◆ WRITTEN PROBLEM ◆
Without the pictures, give the entries below again exactly as written.

◆ TASK INPUTS ◆
═══

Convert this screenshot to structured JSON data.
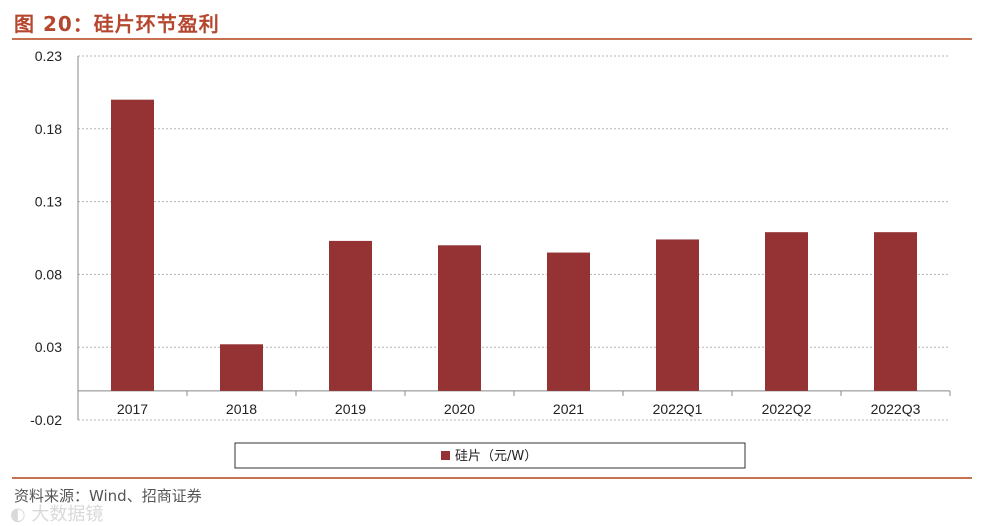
{
  "figure": {
    "title": "图 20：硅片环节盈利",
    "source": "资料来源：Wind、招商证券",
    "watermark": "◐ 大数据镜"
  },
  "colors": {
    "bar": "#943234",
    "title": "#b5472e",
    "rule": "#c6714f"
  },
  "chart_data": {
    "type": "bar",
    "categories": [
      "2017",
      "2018",
      "2019",
      "2020",
      "2021",
      "2022Q1",
      "2022Q2",
      "2022Q3"
    ],
    "series": [
      {
        "name": "硅片（元/W）",
        "values": [
          0.2,
          0.032,
          0.103,
          0.1,
          0.095,
          0.104,
          0.109,
          0.109
        ]
      }
    ],
    "yticks": [
      0.23,
      0.18,
      0.13,
      0.08,
      0.03,
      -0.02
    ],
    "ytick_labels": [
      "0.23",
      "0.18",
      "0.13",
      "0.08",
      "0.03",
      "-0.02"
    ],
    "ylim": [
      -0.02,
      0.23
    ],
    "grid": "horizontal-dashed",
    "legend_position": "bottom"
  }
}
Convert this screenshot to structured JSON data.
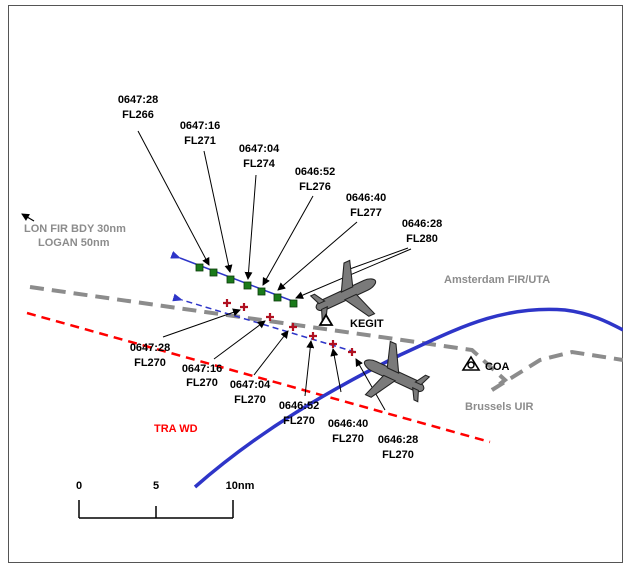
{
  "annotations": {
    "lon_fir_line1": "LON FIR BDY 30nm",
    "lon_fir_line2": "LOGAN 50nm",
    "amsterdam": "Amsterdam FIR/UTA",
    "brussels": "Brussels UIR",
    "tra": "TRA WD",
    "kegit": "KEGIT",
    "coa": "COA"
  },
  "upper_track": [
    {
      "time": "0647:28",
      "level": "FL266"
    },
    {
      "time": "0647:16",
      "level": "FL271"
    },
    {
      "time": "0647:04",
      "level": "FL274"
    },
    {
      "time": "0646:52",
      "level": "FL276"
    },
    {
      "time": "0646:40",
      "level": "FL277"
    },
    {
      "time": "0646:28",
      "level": "FL280"
    }
  ],
  "lower_track": [
    {
      "time": "0647:28",
      "level": "FL270"
    },
    {
      "time": "0647:16",
      "level": "FL270"
    },
    {
      "time": "0647:04",
      "level": "FL270"
    },
    {
      "time": "0646:52",
      "level": "FL270"
    },
    {
      "time": "0646:40",
      "level": "FL270"
    },
    {
      "time": "0646:28",
      "level": "FL270"
    }
  ],
  "scale": {
    "labels": [
      "0",
      "5",
      "10nm"
    ]
  },
  "colors": {
    "boundary_grey": "#8c8c8c",
    "tra_red": "#ff0000",
    "fir_blue": "#2e35c8",
    "track_green": "#1a7a1a",
    "track_red": "#b01020"
  }
}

═══

◆ TASK OUTPUT ◆
Convert this screenshot to structured JSON data.
{
  "figure": {
    "title": "图 20：硅片环节盈利",
    "source": "资料来源：Wind、招商证券",
    "watermark": "◐ 大数据镜"
  },
  "colors": {
    "bar": "#943234",
    "title": "#b5472e",
    "rule": "#c6714f"
  },
  "chart_data": {
    "type": "bar",
    "categories": [
      "2017",
      "2018",
      "2019",
      "2020",
      "2021",
      "2022Q1",
      "2022Q2",
      "2022Q3"
    ],
    "series": [
      {
        "name": "硅片（元/W）",
        "values": [
          0.2,
          0.032,
          0.103,
          0.1,
          0.095,
          0.104,
          0.109,
          0.109
        ]
      }
    ],
    "yticks": [
      0.23,
      0.18,
      0.13,
      0.08,
      0.03,
      -0.02
    ],
    "ytick_labels": [
      "0.23",
      "0.18",
      "0.13",
      "0.08",
      "0.03",
      "-0.02"
    ],
    "ylim": [
      -0.02,
      0.23
    ],
    "grid": "horizontal-dashed",
    "legend_position": "bottom"
  }
}
Convert this screenshot to structured JSON data.
{
  "annotations": {
    "lon_fir_line1": "LON FIR BDY 30nm",
    "lon_fir_line2": "LOGAN 50nm",
    "amsterdam": "Amsterdam FIR/UTA",
    "brussels": "Brussels UIR",
    "tra": "TRA WD",
    "kegit": "KEGIT",
    "coa": "COA"
  },
  "upper_track": [
    {
      "time": "0647:28",
      "level": "FL266"
    },
    {
      "time": "0647:16",
      "level": "FL271"
    },
    {
      "time": "0647:04",
      "level": "FL274"
    },
    {
      "time": "0646:52",
      "level": "FL276"
    },
    {
      "time": "0646:40",
      "level": "FL277"
    },
    {
      "time": "0646:28",
      "level": "FL280"
    }
  ],
  "lower_track": [
    {
      "time": "0647:28",
      "level": "FL270"
    },
    {
      "time": "0647:16",
      "level": "FL270"
    },
    {
      "time": "0647:04",
      "level": "FL270"
    },
    {
      "time": "0646:52",
      "level": "FL270"
    },
    {
      "time": "0646:40",
      "level": "FL270"
    },
    {
      "time": "0646:28",
      "level": "FL270"
    }
  ],
  "scale": {
    "labels": [
      "0",
      "5",
      "10nm"
    ]
  },
  "colors": {
    "boundary_grey": "#8c8c8c",
    "tra_red": "#ff0000",
    "fir_blue": "#2e35c8",
    "track_green": "#1a7a1a",
    "track_red": "#b01020"
  }
}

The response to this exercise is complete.